Exercise details: Below are some records; retype all of them exactly.

[Stored dataset items]
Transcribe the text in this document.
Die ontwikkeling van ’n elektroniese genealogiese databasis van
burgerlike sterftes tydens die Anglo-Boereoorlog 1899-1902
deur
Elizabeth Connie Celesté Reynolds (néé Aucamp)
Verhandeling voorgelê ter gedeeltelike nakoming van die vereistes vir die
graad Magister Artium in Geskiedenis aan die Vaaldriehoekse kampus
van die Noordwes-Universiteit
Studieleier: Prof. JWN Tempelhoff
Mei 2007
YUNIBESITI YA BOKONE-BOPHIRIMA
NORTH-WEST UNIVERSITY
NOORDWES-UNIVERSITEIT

In response:
Transcribe the text in this document.
Die ontwikkeling van ’n elektroniese genealogiese databasis van
burgerlike sterftes tydens die Anglo-Boereoorlog 1899-1902
deur
Elizabeth Connie Celesté Reynolds (néé Aucamp)
Verhandeling voorgelê ter gedeeltelike nakoming van die vereistes vir die
graad Magister Artium in Geskiedenis aan die Vaaldriehoekse kampus
van die Noordwes-Universiteit
Studieleier: Prof. JWN Tempelhoff
Mei 2007
YUNIBESITI YA BOKONE-BOPHIRIMA
NORTH-WEST UNIVERSITY
NOORDWES-UNIVERSITEIT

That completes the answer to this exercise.